**What this task involves**
Set each record down exactly, excluding all images.

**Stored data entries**
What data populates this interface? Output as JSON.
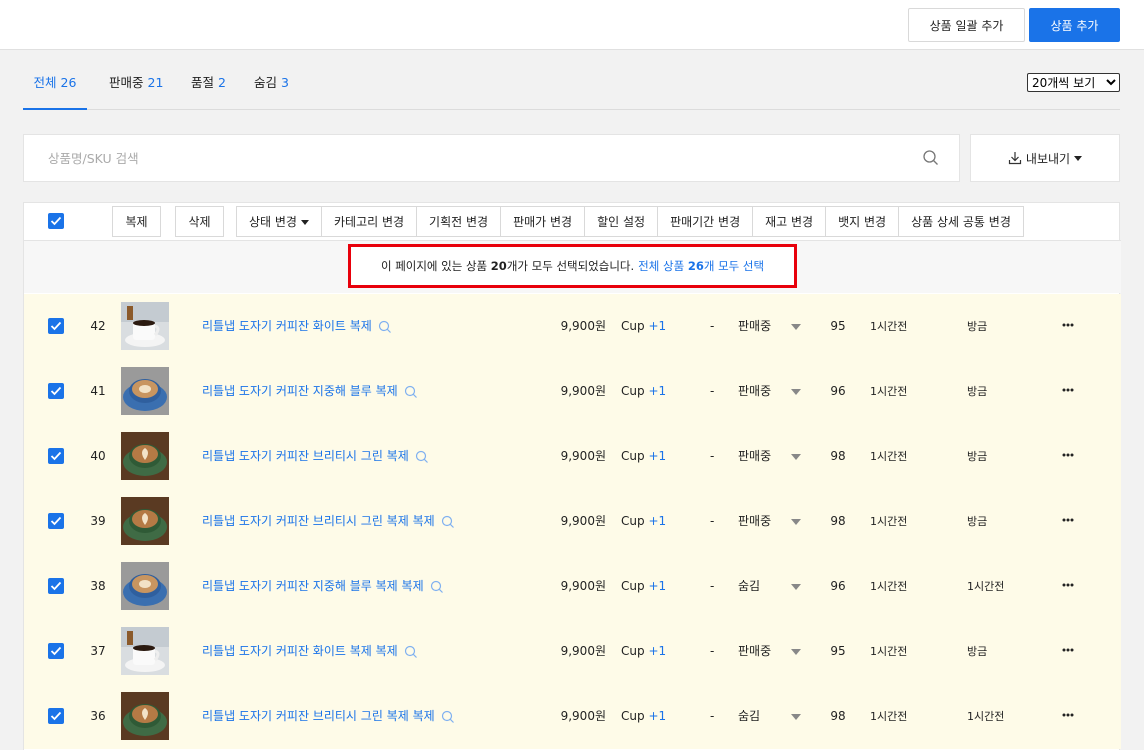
{
  "header": {
    "bulk_add_label": "상품 일괄 추가",
    "add_label": "상품 추가"
  },
  "tabs": [
    {
      "label": "전체",
      "count": "26"
    },
    {
      "label": "판매중",
      "count": "21"
    },
    {
      "label": "품절",
      "count": "2"
    },
    {
      "label": "숨김",
      "count": "3"
    }
  ],
  "per_page": {
    "selected": "20개씩 보기"
  },
  "search": {
    "placeholder": "상품명/SKU 검색"
  },
  "export": {
    "label": "내보내기"
  },
  "toolbar": {
    "duplicate": "복제",
    "delete": "삭제",
    "status_change": "상태 변경",
    "category_change": "카테고리 변경",
    "exhibition_change": "기획전 변경",
    "price_change": "판매가 변경",
    "discount": "할인 설정",
    "period_change": "판매기간 변경",
    "stock_change": "재고 변경",
    "badge_change": "뱃지 변경",
    "detail_common_change": "상품 상세 공통 변경"
  },
  "notice": {
    "text_before": "이 페이지에 있는 상품",
    "count": "20",
    "text_after": "개가 모두 선택되었습니다.",
    "link_before": "전체 상품",
    "link_count": "26",
    "link_after": "개 모두 선택"
  },
  "colors": {
    "accent": "#1a73e8",
    "highlight": "#e8000b",
    "row_bg": "#fefbe8"
  },
  "rows": [
    {
      "num": "42",
      "name": "리틀냅 도자기 커피잔 화이트 복제",
      "price": "9,900원",
      "unit": "Cup",
      "plus": "+1",
      "dash": "-",
      "status": "판매중",
      "stock": "95",
      "updated": "1시간전",
      "created": "방금",
      "thumb": "white"
    },
    {
      "num": "41",
      "name": "리틀냅 도자기 커피잔 지중해 블루 복제",
      "price": "9,900원",
      "unit": "Cup",
      "plus": "+1",
      "dash": "-",
      "status": "판매중",
      "stock": "96",
      "updated": "1시간전",
      "created": "방금",
      "thumb": "blue"
    },
    {
      "num": "40",
      "name": "리틀냅 도자기 커피잔 브리티시 그린 복제",
      "price": "9,900원",
      "unit": "Cup",
      "plus": "+1",
      "dash": "-",
      "status": "판매중",
      "stock": "98",
      "updated": "1시간전",
      "created": "방금",
      "thumb": "green"
    },
    {
      "num": "39",
      "name": "리틀냅 도자기 커피잔 브리티시 그린 복제 복제",
      "price": "9,900원",
      "unit": "Cup",
      "plus": "+1",
      "dash": "-",
      "status": "판매중",
      "stock": "98",
      "updated": "1시간전",
      "created": "방금",
      "thumb": "green"
    },
    {
      "num": "38",
      "name": "리틀냅 도자기 커피잔 지중해 블루 복제 복제",
      "price": "9,900원",
      "unit": "Cup",
      "plus": "+1",
      "dash": "-",
      "status": "숨김",
      "stock": "96",
      "updated": "1시간전",
      "created": "1시간전",
      "thumb": "blue"
    },
    {
      "num": "37",
      "name": "리틀냅 도자기 커피잔 화이트 복제 복제",
      "price": "9,900원",
      "unit": "Cup",
      "plus": "+1",
      "dash": "-",
      "status": "판매중",
      "stock": "95",
      "updated": "1시간전",
      "created": "방금",
      "thumb": "white"
    },
    {
      "num": "36",
      "name": "리틀냅 도자기 커피잔 브리티시 그린 복제 복제",
      "price": "9,900원",
      "unit": "Cup",
      "plus": "+1",
      "dash": "-",
      "status": "숨김",
      "stock": "98",
      "updated": "1시간전",
      "created": "1시간전",
      "thumb": "green"
    }
  ]
}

**Response**
What data populates this interface? Output as JSON.
{
  "header": {
    "bulk_add_label": "상품 일괄 추가",
    "add_label": "상품 추가"
  },
  "tabs": [
    {
      "label": "전체",
      "count": "26"
    },
    {
      "label": "판매중",
      "count": "21"
    },
    {
      "label": "품절",
      "count": "2"
    },
    {
      "label": "숨김",
      "count": "3"
    }
  ],
  "per_page": {
    "selected": "20개씩 보기"
  },
  "search": {
    "placeholder": "상품명/SKU 검색"
  },
  "export": {
    "label": "내보내기"
  },
  "toolbar": {
    "duplicate": "복제",
    "delete": "삭제",
    "status_change": "상태 변경",
    "category_change": "카테고리 변경",
    "exhibition_change": "기획전 변경",
    "price_change": "판매가 변경",
    "discount": "할인 설정",
    "period_change": "판매기간 변경",
    "stock_change": "재고 변경",
    "badge_change": "뱃지 변경",
    "detail_common_change": "상품 상세 공통 변경"
  },
  "notice": {
    "text_before": "이 페이지에 있는 상품",
    "count": "20",
    "text_after": "개가 모두 선택되었습니다.",
    "link_before": "전체 상품",
    "link_count": "26",
    "link_after": "개 모두 선택"
  },
  "colors": {
    "accent": "#1a73e8",
    "highlight": "#e8000b",
    "row_bg": "#fefbe8"
  },
  "rows": [
    {
      "num": "42",
      "name": "리틀냅 도자기 커피잔 화이트 복제",
      "price": "9,900원",
      "unit": "Cup",
      "plus": "+1",
      "dash": "-",
      "status": "판매중",
      "stock": "95",
      "updated": "1시간전",
      "created": "방금",
      "thumb": "white"
    },
    {
      "num": "41",
      "name": "리틀냅 도자기 커피잔 지중해 블루 복제",
      "price": "9,900원",
      "unit": "Cup",
      "plus": "+1",
      "dash": "-",
      "status": "판매중",
      "stock": "96",
      "updated": "1시간전",
      "created": "방금",
      "thumb": "blue"
    },
    {
      "num": "40",
      "name": "리틀냅 도자기 커피잔 브리티시 그린 복제",
      "price": "9,900원",
      "unit": "Cup",
      "plus": "+1",
      "dash": "-",
      "status": "판매중",
      "stock": "98",
      "updated": "1시간전",
      "created": "방금",
      "thumb": "green"
    },
    {
      "num": "39",
      "name": "리틀냅 도자기 커피잔 브리티시 그린 복제 복제",
      "price": "9,900원",
      "unit": "Cup",
      "plus": "+1",
      "dash": "-",
      "status": "판매중",
      "stock": "98",
      "updated": "1시간전",
      "created": "방금",
      "thumb": "green"
    },
    {
      "num": "38",
      "name": "리틀냅 도자기 커피잔 지중해 블루 복제 복제",
      "price": "9,900원",
      "unit": "Cup",
      "plus": "+1",
      "dash": "-",
      "status": "숨김",
      "stock": "96",
      "updated": "1시간전",
      "created": "1시간전",
      "thumb": "blue"
    },
    {
      "num": "37",
      "name": "리틀냅 도자기 커피잔 화이트 복제 복제",
      "price": "9,900원",
      "unit": "Cup",
      "plus": "+1",
      "dash": "-",
      "status": "판매중",
      "stock": "95",
      "updated": "1시간전",
      "created": "방금",
      "thumb": "white"
    },
    {
      "num": "36",
      "name": "리틀냅 도자기 커피잔 브리티시 그린 복제 복제",
      "price": "9,900원",
      "unit": "Cup",
      "plus": "+1",
      "dash": "-",
      "status": "숨김",
      "stock": "98",
      "updated": "1시간전",
      "created": "1시간전",
      "thumb": "green"
    }
  ]
}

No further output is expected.